The listing must be reproduced in full, exactly as it stands.

LISTING:
____________________

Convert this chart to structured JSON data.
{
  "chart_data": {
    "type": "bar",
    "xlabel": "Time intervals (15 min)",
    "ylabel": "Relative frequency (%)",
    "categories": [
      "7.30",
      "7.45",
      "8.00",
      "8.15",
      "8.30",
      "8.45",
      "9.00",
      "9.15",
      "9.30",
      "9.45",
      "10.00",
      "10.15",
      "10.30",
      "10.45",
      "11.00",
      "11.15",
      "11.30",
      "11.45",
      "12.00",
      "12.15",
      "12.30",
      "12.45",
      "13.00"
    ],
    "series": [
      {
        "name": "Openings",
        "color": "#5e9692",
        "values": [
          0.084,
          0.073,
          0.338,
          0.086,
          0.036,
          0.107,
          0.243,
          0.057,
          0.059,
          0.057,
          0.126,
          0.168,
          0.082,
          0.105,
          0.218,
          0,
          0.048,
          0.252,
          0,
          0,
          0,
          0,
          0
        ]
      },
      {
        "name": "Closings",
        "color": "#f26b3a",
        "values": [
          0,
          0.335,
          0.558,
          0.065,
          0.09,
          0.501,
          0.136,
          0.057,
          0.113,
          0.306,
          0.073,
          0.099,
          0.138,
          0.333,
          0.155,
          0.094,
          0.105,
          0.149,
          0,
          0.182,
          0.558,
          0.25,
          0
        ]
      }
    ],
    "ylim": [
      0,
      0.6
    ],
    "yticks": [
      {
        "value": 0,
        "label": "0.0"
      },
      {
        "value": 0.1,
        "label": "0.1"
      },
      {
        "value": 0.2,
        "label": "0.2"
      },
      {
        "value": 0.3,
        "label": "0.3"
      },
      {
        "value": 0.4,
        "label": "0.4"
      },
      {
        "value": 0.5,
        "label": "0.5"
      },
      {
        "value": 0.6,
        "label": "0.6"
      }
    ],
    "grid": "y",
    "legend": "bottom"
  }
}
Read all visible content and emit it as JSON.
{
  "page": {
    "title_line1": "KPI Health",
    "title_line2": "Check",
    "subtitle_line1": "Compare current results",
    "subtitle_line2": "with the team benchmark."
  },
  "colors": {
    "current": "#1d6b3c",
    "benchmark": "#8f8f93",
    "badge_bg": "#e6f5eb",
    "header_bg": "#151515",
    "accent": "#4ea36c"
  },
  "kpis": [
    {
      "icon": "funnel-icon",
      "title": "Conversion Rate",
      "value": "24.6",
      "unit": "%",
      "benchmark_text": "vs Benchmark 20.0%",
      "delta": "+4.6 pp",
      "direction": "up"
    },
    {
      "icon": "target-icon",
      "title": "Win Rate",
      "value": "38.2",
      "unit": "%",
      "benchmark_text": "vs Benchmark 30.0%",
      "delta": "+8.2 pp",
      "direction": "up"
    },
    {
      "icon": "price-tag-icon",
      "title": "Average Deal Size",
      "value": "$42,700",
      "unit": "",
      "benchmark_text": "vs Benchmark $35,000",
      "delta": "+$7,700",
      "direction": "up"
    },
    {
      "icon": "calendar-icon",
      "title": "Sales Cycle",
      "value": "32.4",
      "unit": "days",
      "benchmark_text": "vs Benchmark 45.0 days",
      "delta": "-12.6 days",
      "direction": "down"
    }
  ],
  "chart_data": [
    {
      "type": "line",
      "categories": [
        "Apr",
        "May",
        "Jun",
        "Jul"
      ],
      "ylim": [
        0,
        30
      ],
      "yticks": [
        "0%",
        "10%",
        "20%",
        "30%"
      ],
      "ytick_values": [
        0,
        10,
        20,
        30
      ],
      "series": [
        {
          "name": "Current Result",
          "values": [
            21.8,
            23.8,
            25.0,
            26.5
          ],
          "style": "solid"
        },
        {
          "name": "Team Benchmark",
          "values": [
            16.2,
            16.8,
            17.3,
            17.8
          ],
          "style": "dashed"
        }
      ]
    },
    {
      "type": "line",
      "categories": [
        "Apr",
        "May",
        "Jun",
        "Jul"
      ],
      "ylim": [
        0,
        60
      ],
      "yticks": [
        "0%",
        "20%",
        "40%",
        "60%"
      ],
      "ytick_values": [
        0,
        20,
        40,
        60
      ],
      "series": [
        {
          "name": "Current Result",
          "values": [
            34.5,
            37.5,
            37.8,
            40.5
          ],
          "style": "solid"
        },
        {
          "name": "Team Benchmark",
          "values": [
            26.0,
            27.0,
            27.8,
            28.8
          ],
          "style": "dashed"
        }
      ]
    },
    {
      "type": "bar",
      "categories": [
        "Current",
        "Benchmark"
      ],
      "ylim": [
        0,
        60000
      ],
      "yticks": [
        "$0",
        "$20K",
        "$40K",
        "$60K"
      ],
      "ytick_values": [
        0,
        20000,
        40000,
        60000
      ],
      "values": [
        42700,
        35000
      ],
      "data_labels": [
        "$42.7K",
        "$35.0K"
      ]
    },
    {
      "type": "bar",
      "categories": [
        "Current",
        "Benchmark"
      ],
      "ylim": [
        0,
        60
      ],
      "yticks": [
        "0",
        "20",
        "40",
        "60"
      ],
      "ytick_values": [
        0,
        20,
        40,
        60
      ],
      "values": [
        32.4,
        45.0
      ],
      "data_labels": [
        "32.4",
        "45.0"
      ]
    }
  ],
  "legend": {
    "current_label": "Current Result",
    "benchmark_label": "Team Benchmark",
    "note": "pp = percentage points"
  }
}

____________________

RESULT:
Convert this chart to structured JSON data.
{
  "chart_data": {
    "type": "bar",
    "xlabel": "Time intervals (15 min)",
    "ylabel": "Relative frequency (%)",
    "categories": [
      "7.30",
      "7.45",
      "8.00",
      "8.15",
      "8.30",
      "8.45",
      "9.00",
      "9.15",
      "9.30",
      "9.45",
      "10.00",
      "10.15",
      "10.30",
      "10.45",
      "11.00",
      "11.15",
      "11.30",
      "11.45",
      "12.00",
      "12.15",
      "12.30",
      "12.45",
      "13.00"
    ],
    "series": [
      {
        "name": "Openings",
        "color": "#5e9692",
        "values": [
          0.084,
          0.073,
          0.338,
          0.086,
          0.036,
          0.107,
          0.243,
          0.057,
          0.059,
          0.057,
          0.126,
          0.168,
          0.082,
          0.105,
          0.218,
          0,
          0.048,
          0.252,
          0,
          0,
          0,
          0,
          0
        ]
      },
      {
        "name": "Closings",
        "color": "#f26b3a",
        "values": [
          0,
          0.335,
          0.558,
          0.065,
          0.09,
          0.501,
          0.136,
          0.057,
          0.113,
          0.306,
          0.073,
          0.099,
          0.138,
          0.333,
          0.155,
          0.094,
          0.105,
          0.149,
          0,
          0.182,
          0.558,
          0.25,
          0
        ]
      }
    ],
    "ylim": [
      0,
      0.6
    ],
    "yticks": [
      {
        "value": 0,
        "label": "0.0"
      },
      {
        "value": 0.1,
        "label": "0.1"
      },
      {
        "value": 0.2,
        "label": "0.2"
      },
      {
        "value": 0.3,
        "label": "0.3"
      },
      {
        "value": 0.4,
        "label": "0.4"
      },
      {
        "value": 0.5,
        "label": "0.5"
      },
      {
        "value": 0.6,
        "label": "0.6"
      }
    ],
    "grid": "y",
    "legend": "bottom"
  }
}
Read all visible content and emit it as JSON.
{
  "page": {
    "title_line1": "KPI Health",
    "title_line2": "Check",
    "subtitle_line1": "Compare current results",
    "subtitle_line2": "with the team benchmark."
  },
  "colors": {
    "current": "#1d6b3c",
    "benchmark": "#8f8f93",
    "badge_bg": "#e6f5eb",
    "header_bg": "#151515",
    "accent": "#4ea36c"
  },
  "kpis": [
    {
      "icon": "funnel-icon",
      "title": "Conversion Rate",
      "value": "24.6",
      "unit": "%",
      "benchmark_text": "vs Benchmark 20.0%",
      "delta": "+4.6 pp",
      "direction": "up"
    },
    {
      "icon": "target-icon",
      "title": "Win Rate",
      "value": "38.2",
      "unit": "%",
      "benchmark_text": "vs Benchmark 30.0%",
      "delta": "+8.2 pp",
      "direction": "up"
    },
    {
      "icon": "price-tag-icon",
      "title": "Average Deal Size",
      "value": "$42,700",
      "unit": "",
      "benchmark_text": "vs Benchmark $35,000",
      "delta": "+$7,700",
      "direction": "up"
    },
    {
      "icon": "calendar-icon",
      "title": "Sales Cycle",
      "value": "32.4",
      "unit": "days",
      "benchmark_text": "vs Benchmark 45.0 days",
      "delta": "-12.6 days",
      "direction": "down"
    }
  ],
  "chart_data": [
    {
      "type": "line",
      "categories": [
        "Apr",
        "May",
        "Jun",
        "Jul"
      ],
      "ylim": [
        0,
        30
      ],
      "yticks": [
        "0%",
        "10%",
        "20%",
        "30%"
      ],
      "ytick_values": [
        0,
        10,
        20,
        30
      ],
      "series": [
        {
          "name": "Current Result",
          "values": [
            21.8,
            23.8,
            25.0,
            26.5
          ],
          "style": "solid"
        },
        {
          "name": "Team Benchmark",
          "values": [
            16.2,
            16.8,
            17.3,
            17.8
          ],
          "style": "dashed"
        }
      ]
    },
    {
      "type": "line",
      "categories": [
        "Apr",
        "May",
        "Jun",
        "Jul"
      ],
      "ylim": [
        0,
        60
      ],
      "yticks": [
        "0%",
        "20%",
        "40%",
        "60%"
      ],
      "ytick_values": [
        0,
        20,
        40,
        60
      ],
      "series": [
        {
          "name": "Current Result",
          "values": [
            34.5,
            37.5,
            37.8,
            40.5
          ],
          "style": "solid"
        },
        {
          "name": "Team Benchmark",
          "values": [
            26.0,
            27.0,
            27.8,
            28.8
          ],
          "style": "dashed"
        }
      ]
    },
    {
      "type": "bar",
      "categories": [
        "Current",
        "Benchmark"
      ],
      "ylim": [
        0,
        60000
      ],
      "yticks": [
        "$0",
        "$20K",
        "$40K",
        "$60K"
      ],
      "ytick_values": [
        0,
        20000,
        40000,
        60000
      ],
      "values": [
        42700,
        35000
      ],
      "data_labels": [
        "$42.7K",
        "$35.0K"
      ]
    },
    {
      "type": "bar",
      "categories": [
        "Current",
        "Benchmark"
      ],
      "ylim": [
        0,
        60
      ],
      "yticks": [
        "0",
        "20",
        "40",
        "60"
      ],
      "ytick_values": [
        0,
        20,
        40,
        60
      ],
      "values": [
        32.4,
        45.0
      ],
      "data_labels": [
        "32.4",
        "45.0"
      ]
    }
  ],
  "legend": {
    "current_label": "Current Result",
    "benchmark_label": "Team Benchmark",
    "note": "pp = percentage points"
  }
}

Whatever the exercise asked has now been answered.